Where a line of the listing below includes the word "County", reproduce that line.
· · · · · · ·
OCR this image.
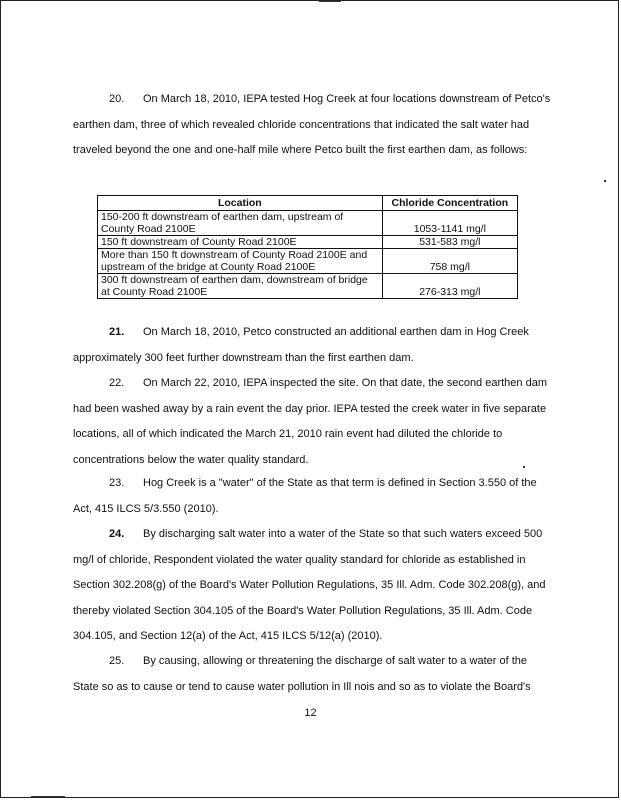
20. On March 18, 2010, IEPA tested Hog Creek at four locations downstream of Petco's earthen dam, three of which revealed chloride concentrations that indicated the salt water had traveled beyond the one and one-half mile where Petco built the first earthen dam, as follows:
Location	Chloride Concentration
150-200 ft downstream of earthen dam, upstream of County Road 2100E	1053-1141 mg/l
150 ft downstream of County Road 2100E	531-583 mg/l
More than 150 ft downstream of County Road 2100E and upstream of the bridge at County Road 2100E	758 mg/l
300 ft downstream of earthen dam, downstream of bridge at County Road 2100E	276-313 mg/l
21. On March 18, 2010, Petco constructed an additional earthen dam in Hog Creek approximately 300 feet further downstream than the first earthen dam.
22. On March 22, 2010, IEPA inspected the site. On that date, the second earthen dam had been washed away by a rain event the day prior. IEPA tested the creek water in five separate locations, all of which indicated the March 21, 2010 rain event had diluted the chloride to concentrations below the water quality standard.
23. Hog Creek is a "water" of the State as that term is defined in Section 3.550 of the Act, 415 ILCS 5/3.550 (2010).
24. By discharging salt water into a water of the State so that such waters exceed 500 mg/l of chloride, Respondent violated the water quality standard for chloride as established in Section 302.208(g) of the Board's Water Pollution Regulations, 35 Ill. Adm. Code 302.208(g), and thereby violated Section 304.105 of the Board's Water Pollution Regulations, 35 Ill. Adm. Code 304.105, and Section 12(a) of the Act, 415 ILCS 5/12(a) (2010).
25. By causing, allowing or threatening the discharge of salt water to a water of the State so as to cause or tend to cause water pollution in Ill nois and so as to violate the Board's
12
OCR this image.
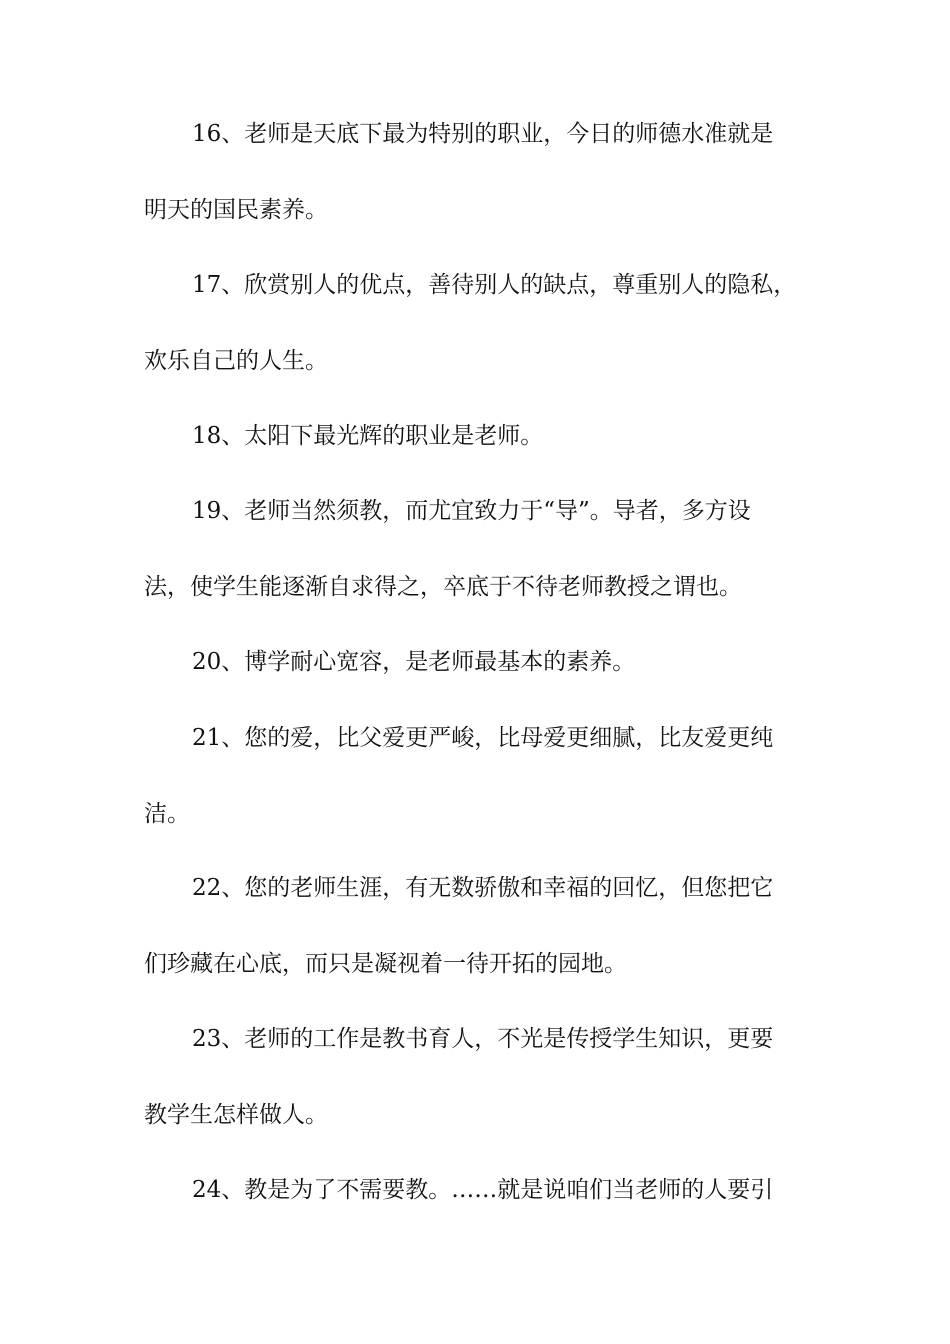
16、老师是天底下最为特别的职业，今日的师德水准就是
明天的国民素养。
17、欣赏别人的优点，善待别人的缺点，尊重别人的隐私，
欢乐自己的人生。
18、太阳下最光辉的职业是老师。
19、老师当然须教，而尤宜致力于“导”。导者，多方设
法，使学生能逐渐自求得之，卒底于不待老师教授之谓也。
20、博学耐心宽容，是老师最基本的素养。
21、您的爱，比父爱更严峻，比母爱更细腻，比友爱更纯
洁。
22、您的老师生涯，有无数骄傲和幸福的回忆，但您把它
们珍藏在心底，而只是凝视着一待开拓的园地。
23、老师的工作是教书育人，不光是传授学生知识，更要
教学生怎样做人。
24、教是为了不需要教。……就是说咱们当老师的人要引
· · · · · · ·
◆ **ANSWER TO THE EXERCISE**:
150-200 ft downstream of earthen dam, upstream of County Road 2100E	1053-1141 mg/l
150 ft downstream of County Road 2100E	531-583 mg/l
More than 150 ft downstream of County Road 2100E and upstream of the bridge at County Road 2100E	758 mg/l
300 ft downstream of earthen dam, downstream of bridge at County Road 2100E	276-313 mg/l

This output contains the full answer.